= PROVIDED INFORMATION =
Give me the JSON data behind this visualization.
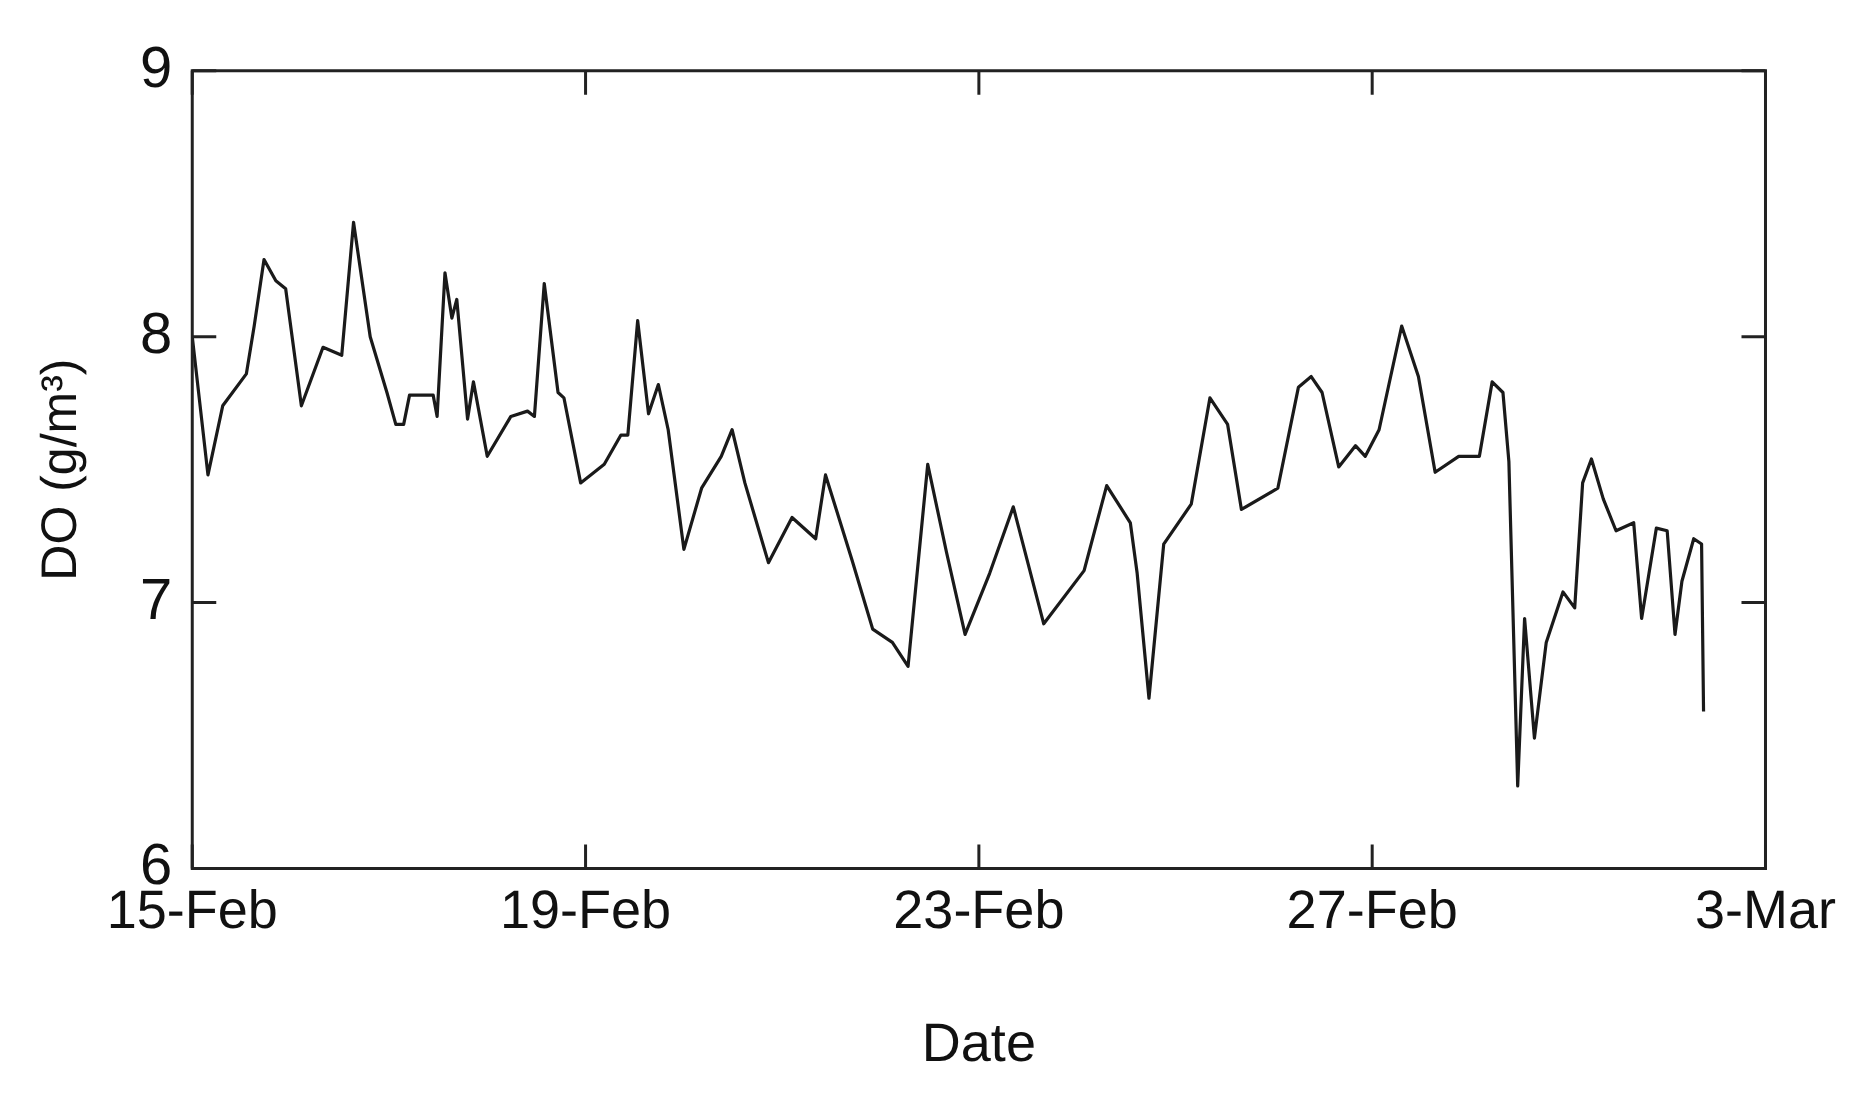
{
  "chart_data": {
    "type": "line",
    "xlabel": "Date",
    "ylabel": "DO (g/m³)",
    "xlim": [
      "--02-15",
      "--03-03"
    ],
    "ylim": [
      6,
      9
    ],
    "xticks": [
      {
        "value": "--02-15",
        "label": "15-Feb"
      },
      {
        "value": "--02-19",
        "label": "19-Feb"
      },
      {
        "value": "--02-23",
        "label": "23-Feb"
      },
      {
        "value": "--02-27",
        "label": "27-Feb"
      },
      {
        "value": "--03-03",
        "label": "3-Mar"
      }
    ],
    "yticks": [
      6,
      7,
      8,
      9
    ],
    "grid": false,
    "legend": false,
    "marker": "none",
    "line_style": "solid",
    "series": [
      {
        "color": "#1a1a1a",
        "x": [
          "--02-15T00:00",
          "--02-15T03:50",
          "--02-15T07:26",
          "--02-15T13:12",
          "--02-15T15:07",
          "--02-15T17:31",
          "--02-15T20:24",
          "--02-15T22:48",
          "--02-16T02:38",
          "--02-16T07:55",
          "--02-16T12:29",
          "--02-16T15:22",
          "--02-16T19:26",
          "--02-16T23:31",
          "--02-17T01:41",
          "--02-17T03:36",
          "--02-17T05:02",
          "--02-17T10:48",
          "--02-17T11:46",
          "--02-17T13:41",
          "--02-17T15:22",
          "--02-17T16:34",
          "--02-17T19:12",
          "--02-17T20:38",
          "--02-18T00:00",
          "--02-18T05:46",
          "--02-18T09:50",
          "--02-18T11:31",
          "--02-18T13:55",
          "--02-18T17:17",
          "--02-18T18:43",
          "--02-18T22:48",
          "--02-19T04:34",
          "--02-19T08:38",
          "--02-19T10:19",
          "--02-19T12:43",
          "--02-19T15:22",
          "--02-19T17:46",
          "--02-19T20:10",
          "--02-20T00:00",
          "--02-20T04:19",
          "--02-20T09:07",
          "--02-20T11:46",
          "--02-20T14:53",
          "--02-20T20:38",
          "--02-21T02:24",
          "--02-21T08:10",
          "--02-21T10:34",
          "--02-21T17:02",
          "--02-21T22:05",
          "--02-22T02:53",
          "--02-22T06:43",
          "--02-22T11:31",
          "--02-22T16:05",
          "--02-22T20:38",
          "--02-23T02:38",
          "--02-23T08:24",
          "--02-23T15:50",
          "--02-24T01:41",
          "--02-24T07:12",
          "--02-24T12:58",
          "--02-24T14:38",
          "--02-24T17:31",
          "--02-24T21:07",
          "--02-25T03:50",
          "--02-25T08:24",
          "--02-25T12:43",
          "--02-25T16:05",
          "--02-26T00:58",
          "--02-26T06:00",
          "--02-26T09:07",
          "--02-26T11:46",
          "--02-26T15:50",
          "--02-26T19:55",
          "--02-26T22:19",
          "--02-27T01:41",
          "--02-27T04:05",
          "--02-27T07:12",
          "--02-27T11:17",
          "--02-27T15:22",
          "--02-27T21:07",
          "--02-28T02:10",
          "--02-28T05:17",
          "--02-28T07:55",
          "--02-28T09:22",
          "--02-28T11:31",
          "--02-28T13:12",
          "--02-28T15:36",
          "--02-28T18:29",
          "--02-28T22:34",
          "--03-01T01:26",
          "--03-01T03:22",
          "--03-01T05:31",
          "--03-01T08:24",
          "--03-01T11:31",
          "--03-01T15:50",
          "--03-01T17:46",
          "--03-01T21:22",
          "--03-02T00:00",
          "--03-02T01:55",
          "--03-02T03:36",
          "--03-02T06:29",
          "--03-02T08:24",
          "--03-02T08:53"
        ],
        "values": [
          8.0,
          7.48,
          7.74,
          7.86,
          8.04,
          8.29,
          8.21,
          8.18,
          7.74,
          7.96,
          7.93,
          8.43,
          8.0,
          7.79,
          7.67,
          7.67,
          7.78,
          7.78,
          7.7,
          8.24,
          8.07,
          8.14,
          7.69,
          7.83,
          7.55,
          7.7,
          7.72,
          7.7,
          8.2,
          7.79,
          7.77,
          7.45,
          7.52,
          7.63,
          7.63,
          8.06,
          7.71,
          7.82,
          7.65,
          7.2,
          7.43,
          7.55,
          7.65,
          7.45,
          7.15,
          7.32,
          7.24,
          7.48,
          7.16,
          6.9,
          6.85,
          6.76,
          7.52,
          7.19,
          6.88,
          7.11,
          7.36,
          6.92,
          7.12,
          7.44,
          7.3,
          7.11,
          6.64,
          7.22,
          7.37,
          7.77,
          7.67,
          7.35,
          7.43,
          7.81,
          7.85,
          7.79,
          7.51,
          7.59,
          7.55,
          7.65,
          7.82,
          8.04,
          7.85,
          7.49,
          7.55,
          7.55,
          7.83,
          7.79,
          7.53,
          6.31,
          6.94,
          6.49,
          6.85,
          7.04,
          6.98,
          7.45,
          7.54,
          7.39,
          7.27,
          7.3,
          6.94,
          7.28,
          7.27,
          6.88,
          7.08,
          7.24,
          7.22,
          6.59
        ]
      }
    ]
  }
}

= EXERCISE REQUIREMENTS =
Quote the preceding listing precisely and completely, omitting its images.

= WRITTEN REPLY =
Give me the JSON data behind this visualization.
{
  "chart_data": {
    "type": "line",
    "xlabel": "Date",
    "ylabel": "DO (g/m³)",
    "xlim": [
      "--02-15",
      "--03-03"
    ],
    "ylim": [
      6,
      9
    ],
    "xticks": [
      {
        "value": "--02-15",
        "label": "15-Feb"
      },
      {
        "value": "--02-19",
        "label": "19-Feb"
      },
      {
        "value": "--02-23",
        "label": "23-Feb"
      },
      {
        "value": "--02-27",
        "label": "27-Feb"
      },
      {
        "value": "--03-03",
        "label": "3-Mar"
      }
    ],
    "yticks": [
      6,
      7,
      8,
      9
    ],
    "grid": false,
    "legend": false,
    "marker": "none",
    "line_style": "solid",
    "series": [
      {
        "color": "#1a1a1a",
        "x": [
          "--02-15T00:00",
          "--02-15T03:50",
          "--02-15T07:26",
          "--02-15T13:12",
          "--02-15T15:07",
          "--02-15T17:31",
          "--02-15T20:24",
          "--02-15T22:48",
          "--02-16T02:38",
          "--02-16T07:55",
          "--02-16T12:29",
          "--02-16T15:22",
          "--02-16T19:26",
          "--02-16T23:31",
          "--02-17T01:41",
          "--02-17T03:36",
          "--02-17T05:02",
          "--02-17T10:48",
          "--02-17T11:46",
          "--02-17T13:41",
          "--02-17T15:22",
          "--02-17T16:34",
          "--02-17T19:12",
          "--02-17T20:38",
          "--02-18T00:00",
          "--02-18T05:46",
          "--02-18T09:50",
          "--02-18T11:31",
          "--02-18T13:55",
          "--02-18T17:17",
          "--02-18T18:43",
          "--02-18T22:48",
          "--02-19T04:34",
          "--02-19T08:38",
          "--02-19T10:19",
          "--02-19T12:43",
          "--02-19T15:22",
          "--02-19T17:46",
          "--02-19T20:10",
          "--02-20T00:00",
          "--02-20T04:19",
          "--02-20T09:07",
          "--02-20T11:46",
          "--02-20T14:53",
          "--02-20T20:38",
          "--02-21T02:24",
          "--02-21T08:10",
          "--02-21T10:34",
          "--02-21T17:02",
          "--02-21T22:05",
          "--02-22T02:53",
          "--02-22T06:43",
          "--02-22T11:31",
          "--02-22T16:05",
          "--02-22T20:38",
          "--02-23T02:38",
          "--02-23T08:24",
          "--02-23T15:50",
          "--02-24T01:41",
          "--02-24T07:12",
          "--02-24T12:58",
          "--02-24T14:38",
          "--02-24T17:31",
          "--02-24T21:07",
          "--02-25T03:50",
          "--02-25T08:24",
          "--02-25T12:43",
          "--02-25T16:05",
          "--02-26T00:58",
          "--02-26T06:00",
          "--02-26T09:07",
          "--02-26T11:46",
          "--02-26T15:50",
          "--02-26T19:55",
          "--02-26T22:19",
          "--02-27T01:41",
          "--02-27T04:05",
          "--02-27T07:12",
          "--02-27T11:17",
          "--02-27T15:22",
          "--02-27T21:07",
          "--02-28T02:10",
          "--02-28T05:17",
          "--02-28T07:55",
          "--02-28T09:22",
          "--02-28T11:31",
          "--02-28T13:12",
          "--02-28T15:36",
          "--02-28T18:29",
          "--02-28T22:34",
          "--03-01T01:26",
          "--03-01T03:22",
          "--03-01T05:31",
          "--03-01T08:24",
          "--03-01T11:31",
          "--03-01T15:50",
          "--03-01T17:46",
          "--03-01T21:22",
          "--03-02T00:00",
          "--03-02T01:55",
          "--03-02T03:36",
          "--03-02T06:29",
          "--03-02T08:24",
          "--03-02T08:53"
        ],
        "values": [
          8.0,
          7.48,
          7.74,
          7.86,
          8.04,
          8.29,
          8.21,
          8.18,
          7.74,
          7.96,
          7.93,
          8.43,
          8.0,
          7.79,
          7.67,
          7.67,
          7.78,
          7.78,
          7.7,
          8.24,
          8.07,
          8.14,
          7.69,
          7.83,
          7.55,
          7.7,
          7.72,
          7.7,
          8.2,
          7.79,
          7.77,
          7.45,
          7.52,
          7.63,
          7.63,
          8.06,
          7.71,
          7.82,
          7.65,
          7.2,
          7.43,
          7.55,
          7.65,
          7.45,
          7.15,
          7.32,
          7.24,
          7.48,
          7.16,
          6.9,
          6.85,
          6.76,
          7.52,
          7.19,
          6.88,
          7.11,
          7.36,
          6.92,
          7.12,
          7.44,
          7.3,
          7.11,
          6.64,
          7.22,
          7.37,
          7.77,
          7.67,
          7.35,
          7.43,
          7.81,
          7.85,
          7.79,
          7.51,
          7.59,
          7.55,
          7.65,
          7.82,
          8.04,
          7.85,
          7.49,
          7.55,
          7.55,
          7.83,
          7.79,
          7.53,
          6.31,
          6.94,
          6.49,
          6.85,
          7.04,
          6.98,
          7.45,
          7.54,
          7.39,
          7.27,
          7.3,
          6.94,
          7.28,
          7.27,
          6.88,
          7.08,
          7.24,
          7.22,
          6.59
        ]
      }
    ]
  }
}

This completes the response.